[Items listed in a dataset]
*-*-*

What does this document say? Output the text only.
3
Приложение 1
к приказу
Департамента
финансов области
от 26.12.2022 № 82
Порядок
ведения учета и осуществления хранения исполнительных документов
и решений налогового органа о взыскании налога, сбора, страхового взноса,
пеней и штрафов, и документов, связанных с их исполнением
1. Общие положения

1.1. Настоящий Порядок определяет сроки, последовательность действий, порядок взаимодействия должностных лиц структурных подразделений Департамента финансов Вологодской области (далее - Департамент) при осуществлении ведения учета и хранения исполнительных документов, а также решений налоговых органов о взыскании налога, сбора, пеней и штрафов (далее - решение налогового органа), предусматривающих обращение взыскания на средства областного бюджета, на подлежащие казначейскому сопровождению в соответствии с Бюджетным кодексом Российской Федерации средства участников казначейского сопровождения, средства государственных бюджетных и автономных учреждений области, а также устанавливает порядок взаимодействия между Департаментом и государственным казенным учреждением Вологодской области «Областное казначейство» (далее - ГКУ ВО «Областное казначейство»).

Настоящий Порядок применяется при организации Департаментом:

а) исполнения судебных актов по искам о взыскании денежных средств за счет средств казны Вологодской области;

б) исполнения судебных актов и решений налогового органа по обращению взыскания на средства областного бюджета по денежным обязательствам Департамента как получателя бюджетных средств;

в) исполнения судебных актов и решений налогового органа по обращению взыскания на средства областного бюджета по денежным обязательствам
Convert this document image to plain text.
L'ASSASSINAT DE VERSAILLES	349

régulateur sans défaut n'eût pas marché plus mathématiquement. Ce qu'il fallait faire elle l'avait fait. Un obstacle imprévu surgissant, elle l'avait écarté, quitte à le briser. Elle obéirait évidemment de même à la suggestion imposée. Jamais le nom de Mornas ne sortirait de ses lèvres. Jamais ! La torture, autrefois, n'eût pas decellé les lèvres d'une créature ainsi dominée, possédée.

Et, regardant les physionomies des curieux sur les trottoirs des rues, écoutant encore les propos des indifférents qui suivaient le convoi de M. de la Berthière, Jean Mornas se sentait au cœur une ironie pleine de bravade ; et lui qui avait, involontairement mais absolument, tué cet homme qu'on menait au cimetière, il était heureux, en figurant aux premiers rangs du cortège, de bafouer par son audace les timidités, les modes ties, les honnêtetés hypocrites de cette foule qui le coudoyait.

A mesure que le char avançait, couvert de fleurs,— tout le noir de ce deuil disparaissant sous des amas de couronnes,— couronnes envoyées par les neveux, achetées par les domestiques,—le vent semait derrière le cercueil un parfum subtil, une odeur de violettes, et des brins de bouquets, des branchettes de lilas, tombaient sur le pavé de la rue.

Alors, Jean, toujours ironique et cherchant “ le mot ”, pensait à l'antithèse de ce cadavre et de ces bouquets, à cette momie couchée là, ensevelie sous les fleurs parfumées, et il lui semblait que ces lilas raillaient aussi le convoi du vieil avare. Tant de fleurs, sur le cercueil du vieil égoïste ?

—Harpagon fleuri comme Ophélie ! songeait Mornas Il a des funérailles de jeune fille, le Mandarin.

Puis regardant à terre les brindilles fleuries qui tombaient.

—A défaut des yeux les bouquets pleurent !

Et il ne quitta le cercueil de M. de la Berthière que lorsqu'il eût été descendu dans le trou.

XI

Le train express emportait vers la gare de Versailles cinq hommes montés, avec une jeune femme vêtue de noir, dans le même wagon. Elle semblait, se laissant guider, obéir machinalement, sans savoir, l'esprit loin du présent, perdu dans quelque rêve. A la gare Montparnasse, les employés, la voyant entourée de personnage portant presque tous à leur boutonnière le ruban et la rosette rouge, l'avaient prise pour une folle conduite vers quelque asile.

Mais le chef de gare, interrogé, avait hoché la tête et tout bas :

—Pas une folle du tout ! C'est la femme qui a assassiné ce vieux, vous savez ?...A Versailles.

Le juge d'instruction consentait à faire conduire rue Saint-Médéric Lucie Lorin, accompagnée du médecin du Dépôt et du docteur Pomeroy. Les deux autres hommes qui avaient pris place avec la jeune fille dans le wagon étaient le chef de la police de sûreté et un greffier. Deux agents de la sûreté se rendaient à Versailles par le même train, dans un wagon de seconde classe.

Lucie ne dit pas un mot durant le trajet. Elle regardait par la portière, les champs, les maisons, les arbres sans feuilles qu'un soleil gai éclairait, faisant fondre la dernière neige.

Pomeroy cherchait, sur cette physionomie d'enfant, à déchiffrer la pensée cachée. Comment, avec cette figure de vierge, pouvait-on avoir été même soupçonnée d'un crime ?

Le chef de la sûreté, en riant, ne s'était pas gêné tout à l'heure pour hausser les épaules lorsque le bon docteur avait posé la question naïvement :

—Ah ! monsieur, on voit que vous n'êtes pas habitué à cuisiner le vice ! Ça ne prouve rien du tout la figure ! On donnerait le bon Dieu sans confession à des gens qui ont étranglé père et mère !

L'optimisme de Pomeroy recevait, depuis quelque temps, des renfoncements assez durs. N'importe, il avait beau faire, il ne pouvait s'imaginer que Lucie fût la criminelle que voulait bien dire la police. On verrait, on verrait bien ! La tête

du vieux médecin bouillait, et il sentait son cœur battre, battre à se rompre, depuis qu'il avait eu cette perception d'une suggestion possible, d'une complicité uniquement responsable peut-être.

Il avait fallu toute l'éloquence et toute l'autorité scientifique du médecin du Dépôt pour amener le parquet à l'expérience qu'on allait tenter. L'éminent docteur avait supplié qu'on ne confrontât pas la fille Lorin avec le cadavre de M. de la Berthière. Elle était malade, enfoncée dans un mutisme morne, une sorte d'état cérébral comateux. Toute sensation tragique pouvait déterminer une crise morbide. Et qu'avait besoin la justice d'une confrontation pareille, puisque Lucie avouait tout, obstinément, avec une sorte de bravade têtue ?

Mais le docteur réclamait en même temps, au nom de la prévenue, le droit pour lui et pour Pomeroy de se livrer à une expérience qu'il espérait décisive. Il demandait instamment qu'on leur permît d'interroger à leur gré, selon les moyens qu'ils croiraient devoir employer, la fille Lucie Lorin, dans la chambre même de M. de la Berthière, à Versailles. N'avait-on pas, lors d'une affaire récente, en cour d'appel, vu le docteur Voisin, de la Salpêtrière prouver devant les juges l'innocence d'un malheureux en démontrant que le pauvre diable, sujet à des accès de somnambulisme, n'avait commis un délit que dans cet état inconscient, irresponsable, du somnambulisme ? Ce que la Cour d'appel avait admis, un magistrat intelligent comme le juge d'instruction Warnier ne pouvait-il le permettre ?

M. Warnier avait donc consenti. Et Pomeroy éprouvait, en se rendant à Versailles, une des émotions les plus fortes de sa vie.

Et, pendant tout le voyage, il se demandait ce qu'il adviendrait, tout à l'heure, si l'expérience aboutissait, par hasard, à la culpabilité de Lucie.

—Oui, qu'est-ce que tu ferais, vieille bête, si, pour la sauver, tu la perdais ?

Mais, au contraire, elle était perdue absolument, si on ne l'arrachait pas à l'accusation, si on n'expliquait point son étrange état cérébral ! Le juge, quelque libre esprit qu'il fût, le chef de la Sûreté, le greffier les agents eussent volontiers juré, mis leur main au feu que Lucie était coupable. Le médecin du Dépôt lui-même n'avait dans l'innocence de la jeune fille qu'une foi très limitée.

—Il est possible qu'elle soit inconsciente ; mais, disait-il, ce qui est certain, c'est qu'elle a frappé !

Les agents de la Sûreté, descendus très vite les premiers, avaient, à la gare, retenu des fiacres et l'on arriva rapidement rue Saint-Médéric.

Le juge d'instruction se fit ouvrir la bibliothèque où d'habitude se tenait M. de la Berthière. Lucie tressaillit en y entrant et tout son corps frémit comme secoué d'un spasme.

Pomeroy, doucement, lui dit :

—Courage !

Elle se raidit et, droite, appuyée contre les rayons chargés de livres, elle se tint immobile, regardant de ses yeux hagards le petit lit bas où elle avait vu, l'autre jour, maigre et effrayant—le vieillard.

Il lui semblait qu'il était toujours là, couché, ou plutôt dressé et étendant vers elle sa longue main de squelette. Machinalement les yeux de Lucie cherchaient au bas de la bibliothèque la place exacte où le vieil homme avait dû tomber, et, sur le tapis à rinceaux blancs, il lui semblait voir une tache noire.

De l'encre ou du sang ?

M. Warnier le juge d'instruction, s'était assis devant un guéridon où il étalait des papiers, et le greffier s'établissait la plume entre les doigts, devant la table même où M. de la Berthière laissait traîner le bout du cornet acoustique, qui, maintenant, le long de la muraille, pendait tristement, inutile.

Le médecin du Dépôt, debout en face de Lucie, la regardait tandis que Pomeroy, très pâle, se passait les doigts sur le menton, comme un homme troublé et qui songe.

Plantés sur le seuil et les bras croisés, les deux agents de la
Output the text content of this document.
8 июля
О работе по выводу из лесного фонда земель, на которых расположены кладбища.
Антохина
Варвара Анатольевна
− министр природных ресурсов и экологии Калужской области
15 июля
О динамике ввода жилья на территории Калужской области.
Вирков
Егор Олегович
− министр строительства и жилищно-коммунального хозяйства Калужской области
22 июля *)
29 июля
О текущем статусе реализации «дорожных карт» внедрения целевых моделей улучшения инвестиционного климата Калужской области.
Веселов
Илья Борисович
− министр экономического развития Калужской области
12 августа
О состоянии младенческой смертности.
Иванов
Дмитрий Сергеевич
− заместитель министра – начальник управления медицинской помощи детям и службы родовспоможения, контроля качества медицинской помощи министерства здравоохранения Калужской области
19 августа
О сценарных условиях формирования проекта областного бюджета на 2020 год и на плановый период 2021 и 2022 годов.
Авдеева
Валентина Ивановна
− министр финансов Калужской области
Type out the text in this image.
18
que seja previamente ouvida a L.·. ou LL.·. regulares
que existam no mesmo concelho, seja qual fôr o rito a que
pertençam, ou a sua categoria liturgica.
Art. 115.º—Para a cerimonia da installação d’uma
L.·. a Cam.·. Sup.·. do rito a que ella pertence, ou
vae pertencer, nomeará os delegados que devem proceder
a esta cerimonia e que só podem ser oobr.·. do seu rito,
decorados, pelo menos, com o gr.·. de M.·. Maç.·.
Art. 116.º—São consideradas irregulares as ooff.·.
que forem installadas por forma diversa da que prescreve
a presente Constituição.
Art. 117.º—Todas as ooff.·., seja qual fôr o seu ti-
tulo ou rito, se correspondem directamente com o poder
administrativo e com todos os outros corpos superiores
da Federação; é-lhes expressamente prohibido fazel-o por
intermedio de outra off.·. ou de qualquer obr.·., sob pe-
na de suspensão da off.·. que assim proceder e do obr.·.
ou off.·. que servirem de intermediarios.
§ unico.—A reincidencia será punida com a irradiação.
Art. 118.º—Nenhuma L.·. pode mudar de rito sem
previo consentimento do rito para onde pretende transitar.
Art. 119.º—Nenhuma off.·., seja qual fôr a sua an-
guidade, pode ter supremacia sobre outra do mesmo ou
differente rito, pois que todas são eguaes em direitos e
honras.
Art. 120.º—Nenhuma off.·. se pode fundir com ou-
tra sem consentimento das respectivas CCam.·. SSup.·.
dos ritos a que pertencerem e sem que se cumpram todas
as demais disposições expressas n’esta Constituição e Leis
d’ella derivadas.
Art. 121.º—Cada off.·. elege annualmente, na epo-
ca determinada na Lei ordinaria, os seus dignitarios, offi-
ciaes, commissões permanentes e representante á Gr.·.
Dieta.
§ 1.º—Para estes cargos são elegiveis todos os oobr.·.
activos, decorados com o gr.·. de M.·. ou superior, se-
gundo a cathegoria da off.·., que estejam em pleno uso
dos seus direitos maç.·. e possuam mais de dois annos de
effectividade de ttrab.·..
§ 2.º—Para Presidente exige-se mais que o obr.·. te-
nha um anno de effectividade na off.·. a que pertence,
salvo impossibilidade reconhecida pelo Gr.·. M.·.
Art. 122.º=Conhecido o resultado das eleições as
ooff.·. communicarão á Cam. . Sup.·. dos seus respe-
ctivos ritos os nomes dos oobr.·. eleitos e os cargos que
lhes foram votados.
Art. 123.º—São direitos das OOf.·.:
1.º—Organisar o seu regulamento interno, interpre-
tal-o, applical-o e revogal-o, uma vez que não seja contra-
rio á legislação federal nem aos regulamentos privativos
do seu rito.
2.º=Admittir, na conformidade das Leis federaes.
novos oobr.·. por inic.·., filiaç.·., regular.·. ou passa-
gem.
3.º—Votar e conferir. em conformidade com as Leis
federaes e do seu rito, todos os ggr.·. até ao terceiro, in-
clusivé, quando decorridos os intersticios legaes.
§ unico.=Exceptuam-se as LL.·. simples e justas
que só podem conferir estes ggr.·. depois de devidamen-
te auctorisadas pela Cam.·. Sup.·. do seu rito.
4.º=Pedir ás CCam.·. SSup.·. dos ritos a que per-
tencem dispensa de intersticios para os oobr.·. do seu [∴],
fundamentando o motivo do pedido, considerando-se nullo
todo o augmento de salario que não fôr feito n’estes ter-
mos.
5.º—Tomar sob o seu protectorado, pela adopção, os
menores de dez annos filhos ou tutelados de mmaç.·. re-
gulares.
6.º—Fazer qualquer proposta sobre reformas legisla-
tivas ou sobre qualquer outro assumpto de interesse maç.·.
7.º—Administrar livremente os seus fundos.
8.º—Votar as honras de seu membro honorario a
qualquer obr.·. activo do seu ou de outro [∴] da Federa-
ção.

*-*-*

# [PROBLEM STATEMENT]
Gather up the lines that contain the word "денежным".

# [CORRECT ANSWER]
б) исполнения судебных актов и решений налогового органа по обращению взыскания на средства областного бюджета по денежным обязательствам Департамента как получателя бюджетных средств;
в) исполнения судебных актов и решений налогового органа по обращению взыскания на средства областного бюджета по денежным обязательствам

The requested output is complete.